__DIRECTION__. Please print every record below exactly as it appears.

__ENTRIES SHOWN__.

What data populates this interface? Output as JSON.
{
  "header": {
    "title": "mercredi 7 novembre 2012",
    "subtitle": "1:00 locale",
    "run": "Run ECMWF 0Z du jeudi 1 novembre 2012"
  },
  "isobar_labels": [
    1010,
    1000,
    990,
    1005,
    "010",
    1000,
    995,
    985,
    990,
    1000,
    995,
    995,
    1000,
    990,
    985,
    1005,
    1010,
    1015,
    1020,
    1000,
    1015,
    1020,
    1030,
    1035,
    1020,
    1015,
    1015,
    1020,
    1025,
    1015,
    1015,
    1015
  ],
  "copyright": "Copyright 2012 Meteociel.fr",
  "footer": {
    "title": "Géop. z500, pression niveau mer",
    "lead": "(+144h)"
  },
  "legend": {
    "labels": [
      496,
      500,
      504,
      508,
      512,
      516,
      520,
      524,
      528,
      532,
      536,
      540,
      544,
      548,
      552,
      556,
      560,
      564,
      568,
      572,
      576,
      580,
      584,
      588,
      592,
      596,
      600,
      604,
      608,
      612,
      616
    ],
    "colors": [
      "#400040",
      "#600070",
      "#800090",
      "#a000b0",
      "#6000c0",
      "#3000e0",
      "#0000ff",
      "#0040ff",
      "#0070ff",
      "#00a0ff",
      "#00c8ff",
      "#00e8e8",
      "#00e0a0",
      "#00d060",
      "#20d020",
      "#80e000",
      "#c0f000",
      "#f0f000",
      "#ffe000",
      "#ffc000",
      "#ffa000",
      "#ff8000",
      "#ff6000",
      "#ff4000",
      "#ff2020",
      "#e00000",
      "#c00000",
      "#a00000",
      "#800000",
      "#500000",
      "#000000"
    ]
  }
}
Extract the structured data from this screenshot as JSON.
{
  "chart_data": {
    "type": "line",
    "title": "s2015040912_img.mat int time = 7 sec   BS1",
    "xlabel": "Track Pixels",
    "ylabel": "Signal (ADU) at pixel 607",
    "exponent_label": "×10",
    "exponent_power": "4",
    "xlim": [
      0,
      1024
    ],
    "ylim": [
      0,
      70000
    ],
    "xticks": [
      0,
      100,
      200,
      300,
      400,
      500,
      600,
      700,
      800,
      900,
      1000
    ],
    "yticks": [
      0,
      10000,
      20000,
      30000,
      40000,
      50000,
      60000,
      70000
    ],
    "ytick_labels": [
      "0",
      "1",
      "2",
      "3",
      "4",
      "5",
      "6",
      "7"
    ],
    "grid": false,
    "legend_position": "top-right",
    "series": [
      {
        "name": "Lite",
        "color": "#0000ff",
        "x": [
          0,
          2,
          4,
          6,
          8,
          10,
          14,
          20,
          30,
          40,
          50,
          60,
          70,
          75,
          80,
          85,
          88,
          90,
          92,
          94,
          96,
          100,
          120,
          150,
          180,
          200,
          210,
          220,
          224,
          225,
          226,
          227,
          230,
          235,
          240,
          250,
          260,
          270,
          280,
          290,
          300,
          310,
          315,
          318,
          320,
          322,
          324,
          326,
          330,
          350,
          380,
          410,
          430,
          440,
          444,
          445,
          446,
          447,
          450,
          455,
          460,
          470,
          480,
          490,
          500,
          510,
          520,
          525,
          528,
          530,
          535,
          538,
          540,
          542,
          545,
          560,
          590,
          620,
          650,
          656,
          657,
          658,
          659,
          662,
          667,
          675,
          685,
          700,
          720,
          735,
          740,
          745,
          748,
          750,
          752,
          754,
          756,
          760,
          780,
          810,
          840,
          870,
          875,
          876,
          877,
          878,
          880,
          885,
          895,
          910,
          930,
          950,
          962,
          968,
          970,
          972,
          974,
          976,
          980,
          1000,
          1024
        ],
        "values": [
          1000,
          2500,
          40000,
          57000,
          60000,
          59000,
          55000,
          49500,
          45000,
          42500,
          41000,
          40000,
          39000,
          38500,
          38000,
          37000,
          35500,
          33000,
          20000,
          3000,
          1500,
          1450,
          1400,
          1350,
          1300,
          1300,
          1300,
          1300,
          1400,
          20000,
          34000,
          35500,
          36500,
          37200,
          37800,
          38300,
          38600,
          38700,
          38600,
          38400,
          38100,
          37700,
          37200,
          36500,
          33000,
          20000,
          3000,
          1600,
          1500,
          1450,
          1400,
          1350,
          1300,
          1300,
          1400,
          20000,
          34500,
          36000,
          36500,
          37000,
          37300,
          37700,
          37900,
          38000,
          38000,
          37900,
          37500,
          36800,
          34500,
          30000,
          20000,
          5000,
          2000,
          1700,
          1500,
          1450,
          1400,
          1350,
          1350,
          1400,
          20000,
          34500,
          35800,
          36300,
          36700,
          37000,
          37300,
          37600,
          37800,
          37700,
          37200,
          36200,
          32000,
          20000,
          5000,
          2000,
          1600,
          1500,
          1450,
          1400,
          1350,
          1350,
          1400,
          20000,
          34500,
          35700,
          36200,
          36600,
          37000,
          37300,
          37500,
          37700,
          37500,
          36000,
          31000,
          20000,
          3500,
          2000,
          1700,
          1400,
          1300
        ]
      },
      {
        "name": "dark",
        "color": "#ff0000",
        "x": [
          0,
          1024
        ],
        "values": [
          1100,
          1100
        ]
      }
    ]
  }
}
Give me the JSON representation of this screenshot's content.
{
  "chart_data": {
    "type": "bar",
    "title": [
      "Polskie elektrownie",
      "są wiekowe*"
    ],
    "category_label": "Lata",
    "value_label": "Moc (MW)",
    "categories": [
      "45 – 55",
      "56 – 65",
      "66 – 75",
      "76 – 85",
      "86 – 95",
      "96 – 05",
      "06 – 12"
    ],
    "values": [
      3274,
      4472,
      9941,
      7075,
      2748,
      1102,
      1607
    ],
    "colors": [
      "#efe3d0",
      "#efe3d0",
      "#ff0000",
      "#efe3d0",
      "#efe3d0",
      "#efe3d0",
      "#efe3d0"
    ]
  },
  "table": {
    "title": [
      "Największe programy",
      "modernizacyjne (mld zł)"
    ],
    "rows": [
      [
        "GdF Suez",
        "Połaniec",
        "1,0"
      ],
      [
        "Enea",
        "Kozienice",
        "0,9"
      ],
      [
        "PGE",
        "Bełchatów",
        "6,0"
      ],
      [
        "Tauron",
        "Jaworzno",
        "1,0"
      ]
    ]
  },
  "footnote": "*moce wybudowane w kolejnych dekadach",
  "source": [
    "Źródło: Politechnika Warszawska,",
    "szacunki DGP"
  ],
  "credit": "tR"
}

__RESPONSE FOR THIS EXERCISE__.
What data populates this interface? Output as JSON.
{
  "header": {
    "title": "mercredi 7 novembre 2012",
    "subtitle": "1:00 locale",
    "run": "Run ECMWF 0Z du jeudi 1 novembre 2012"
  },
  "isobar_labels": [
    1010,
    1000,
    990,
    1005,
    "010",
    1000,
    995,
    985,
    990,
    1000,
    995,
    995,
    1000,
    990,
    985,
    1005,
    1010,
    1015,
    1020,
    1000,
    1015,
    1020,
    1030,
    1035,
    1020,
    1015,
    1015,
    1020,
    1025,
    1015,
    1015,
    1015
  ],
  "copyright": "Copyright 2012 Meteociel.fr",
  "footer": {
    "title": "Géop. z500, pression niveau mer",
    "lead": "(+144h)"
  },
  "legend": {
    "labels": [
      496,
      500,
      504,
      508,
      512,
      516,
      520,
      524,
      528,
      532,
      536,
      540,
      544,
      548,
      552,
      556,
      560,
      564,
      568,
      572,
      576,
      580,
      584,
      588,
      592,
      596,
      600,
      604,
      608,
      612,
      616
    ],
    "colors": [
      "#400040",
      "#600070",
      "#800090",
      "#a000b0",
      "#6000c0",
      "#3000e0",
      "#0000ff",
      "#0040ff",
      "#0070ff",
      "#00a0ff",
      "#00c8ff",
      "#00e8e8",
      "#00e0a0",
      "#00d060",
      "#20d020",
      "#80e000",
      "#c0f000",
      "#f0f000",
      "#ffe000",
      "#ffc000",
      "#ffa000",
      "#ff8000",
      "#ff6000",
      "#ff4000",
      "#ff2020",
      "#e00000",
      "#c00000",
      "#a00000",
      "#800000",
      "#500000",
      "#000000"
    ]
  }
}
Extract the structured data from this screenshot as JSON.
{
  "chart_data": {
    "type": "line",
    "title": "s2015040912_img.mat int time = 7 sec   BS1",
    "xlabel": "Track Pixels",
    "ylabel": "Signal (ADU) at pixel 607",
    "exponent_label": "×10",
    "exponent_power": "4",
    "xlim": [
      0,
      1024
    ],
    "ylim": [
      0,
      70000
    ],
    "xticks": [
      0,
      100,
      200,
      300,
      400,
      500,
      600,
      700,
      800,
      900,
      1000
    ],
    "yticks": [
      0,
      10000,
      20000,
      30000,
      40000,
      50000,
      60000,
      70000
    ],
    "ytick_labels": [
      "0",
      "1",
      "2",
      "3",
      "4",
      "5",
      "6",
      "7"
    ],
    "grid": false,
    "legend_position": "top-right",
    "series": [
      {
        "name": "Lite",
        "color": "#0000ff",
        "x": [
          0,
          2,
          4,
          6,
          8,
          10,
          14,
          20,
          30,
          40,
          50,
          60,
          70,
          75,
          80,
          85,
          88,
          90,
          92,
          94,
          96,
          100,
          120,
          150,
          180,
          200,
          210,
          220,
          224,
          225,
          226,
          227,
          230,
          235,
          240,
          250,
          260,
          270,
          280,
          290,
          300,
          310,
          315,
          318,
          320,
          322,
          324,
          326,
          330,
          350,
          380,
          410,
          430,
          440,
          444,
          445,
          446,
          447,
          450,
          455,
          460,
          470,
          480,
          490,
          500,
          510,
          520,
          525,
          528,
          530,
          535,
          538,
          540,
          542,
          545,
          560,
          590,
          620,
          650,
          656,
          657,
          658,
          659,
          662,
          667,
          675,
          685,
          700,
          720,
          735,
          740,
          745,
          748,
          750,
          752,
          754,
          756,
          760,
          780,
          810,
          840,
          870,
          875,
          876,
          877,
          878,
          880,
          885,
          895,
          910,
          930,
          950,
          962,
          968,
          970,
          972,
          974,
          976,
          980,
          1000,
          1024
        ],
        "values": [
          1000,
          2500,
          40000,
          57000,
          60000,
          59000,
          55000,
          49500,
          45000,
          42500,
          41000,
          40000,
          39000,
          38500,
          38000,
          37000,
          35500,
          33000,
          20000,
          3000,
          1500,
          1450,
          1400,
          1350,
          1300,
          1300,
          1300,
          1300,
          1400,
          20000,
          34000,
          35500,
          36500,
          37200,
          37800,
          38300,
          38600,
          38700,
          38600,
          38400,
          38100,
          37700,
          37200,
          36500,
          33000,
          20000,
          3000,
          1600,
          1500,
          1450,
          1400,
          1350,
          1300,
          1300,
          1400,
          20000,
          34500,
          36000,
          36500,
          37000,
          37300,
          37700,
          37900,
          38000,
          38000,
          37900,
          37500,
          36800,
          34500,
          30000,
          20000,
          5000,
          2000,
          1700,
          1500,
          1450,
          1400,
          1350,
          1350,
          1400,
          20000,
          34500,
          35800,
          36300,
          36700,
          37000,
          37300,
          37600,
          37800,
          37700,
          37200,
          36200,
          32000,
          20000,
          5000,
          2000,
          1600,
          1500,
          1450,
          1400,
          1350,
          1350,
          1400,
          20000,
          34500,
          35700,
          36200,
          36600,
          37000,
          37300,
          37500,
          37700,
          37500,
          36000,
          31000,
          20000,
          3500,
          2000,
          1700,
          1400,
          1300
        ]
      },
      {
        "name": "dark",
        "color": "#ff0000",
        "x": [
          0,
          1024
        ],
        "values": [
          1100,
          1100
        ]
      }
    ]
  }
}
Give me the JSON representation of this screenshot's content.
{
  "chart_data": {
    "type": "bar",
    "title": [
      "Polskie elektrownie",
      "są wiekowe*"
    ],
    "category_label": "Lata",
    "value_label": "Moc (MW)",
    "categories": [
      "45 – 55",
      "56 – 65",
      "66 – 75",
      "76 – 85",
      "86 – 95",
      "96 – 05",
      "06 – 12"
    ],
    "values": [
      3274,
      4472,
      9941,
      7075,
      2748,
      1102,
      1607
    ],
    "colors": [
      "#efe3d0",
      "#efe3d0",
      "#ff0000",
      "#efe3d0",
      "#efe3d0",
      "#efe3d0",
      "#efe3d0"
    ]
  },
  "table": {
    "title": [
      "Największe programy",
      "modernizacyjne (mld zł)"
    ],
    "rows": [
      [
        "GdF Suez",
        "Połaniec",
        "1,0"
      ],
      [
        "Enea",
        "Kozienice",
        "0,9"
      ],
      [
        "PGE",
        "Bełchatów",
        "6,0"
      ],
      [
        "Tauron",
        "Jaworzno",
        "1,0"
      ]
    ]
  },
  "footnote": "*moce wybudowane w kolejnych dekadach",
  "source": [
    "Źródło: Politechnika Warszawska,",
    "szacunki DGP"
  ],
  "credit": "tR"
}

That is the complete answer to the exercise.